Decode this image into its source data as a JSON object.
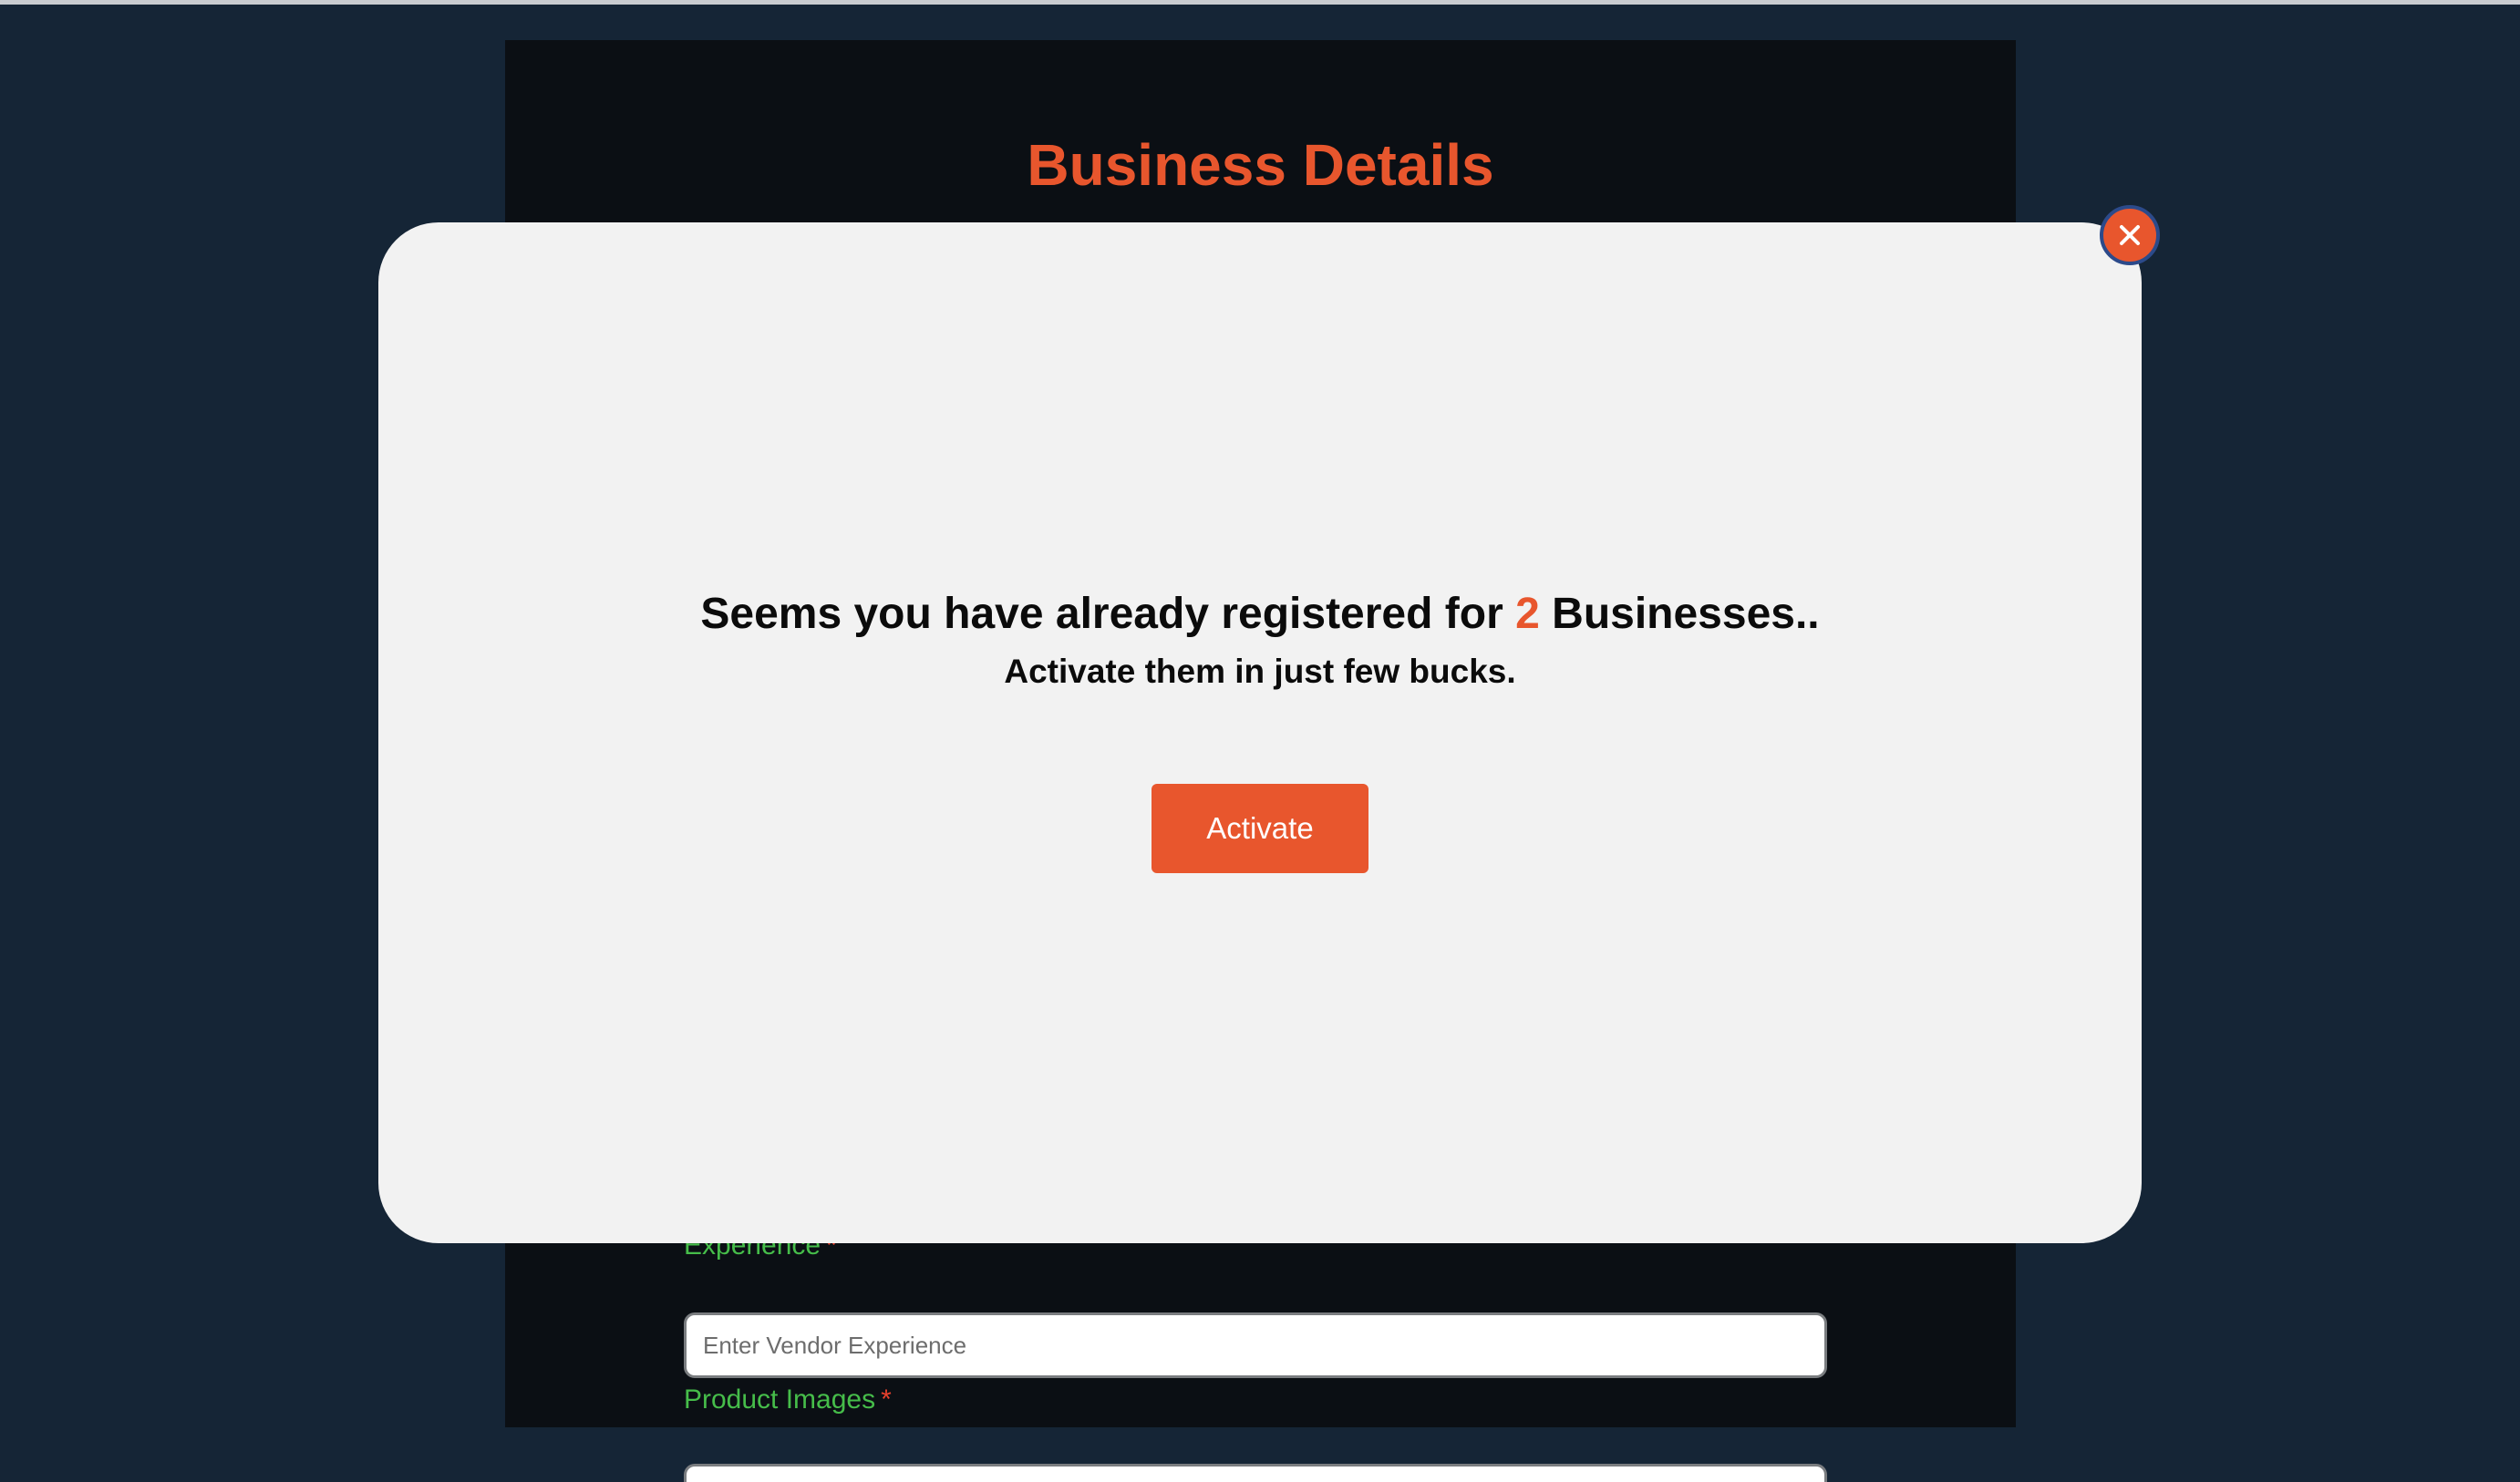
{
  "page": {
    "title": "Business Details"
  },
  "form": {
    "experience": {
      "label": "Experience",
      "required_mark": "*",
      "placeholder": "Enter Vendor Experience",
      "value": ""
    },
    "product_images": {
      "label": "Product Images",
      "required_mark": "*"
    }
  },
  "modal": {
    "heading_prefix": "Seems you have already registered for ",
    "business_count": "2",
    "heading_suffix": " Businesses..",
    "subheading": "Activate them in just few bucks.",
    "activate_label": "Activate",
    "close_icon": "close-icon"
  },
  "colors": {
    "accent": "#e8562d",
    "page_background": "#152536",
    "card_background": "#0b0f14",
    "modal_background": "#f2f2f2",
    "label_green": "#46bd4a",
    "required_red": "#e8412d"
  }
}
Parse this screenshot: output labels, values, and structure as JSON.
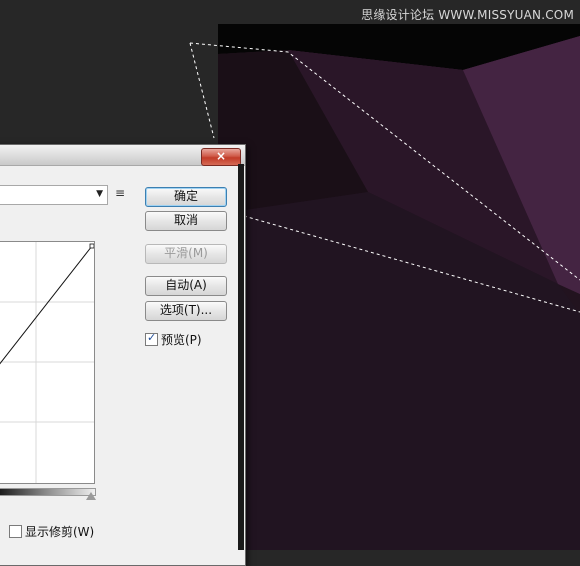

######

_Objective_
Strip out the images, then output the records above word for word.

_Solution_
Decode this image into its source data as a JSON object.
{
  "page": {
    "title": "Business Details"
  },
  "form": {
    "experience": {
      "label": "Experience",
      "required_mark": "*",
      "placeholder": "Enter Vendor Experience",
      "value": ""
    },
    "product_images": {
      "label": "Product Images",
      "required_mark": "*"
    }
  },
  "modal": {
    "heading_prefix": "Seems you have already registered for ",
    "business_count": "2",
    "heading_suffix": " Businesses..",
    "subheading": "Activate them in just few bucks.",
    "activate_label": "Activate",
    "close_icon": "close-icon"
  },
  "colors": {
    "accent": "#e8562d",
    "page_background": "#152536",
    "card_background": "#0b0f14",
    "modal_background": "#f2f2f2",
    "label_green": "#46bd4a",
    "required_red": "#e8412d"
  }
}
Parse this screenshot: output labels, values, and structure as JSON.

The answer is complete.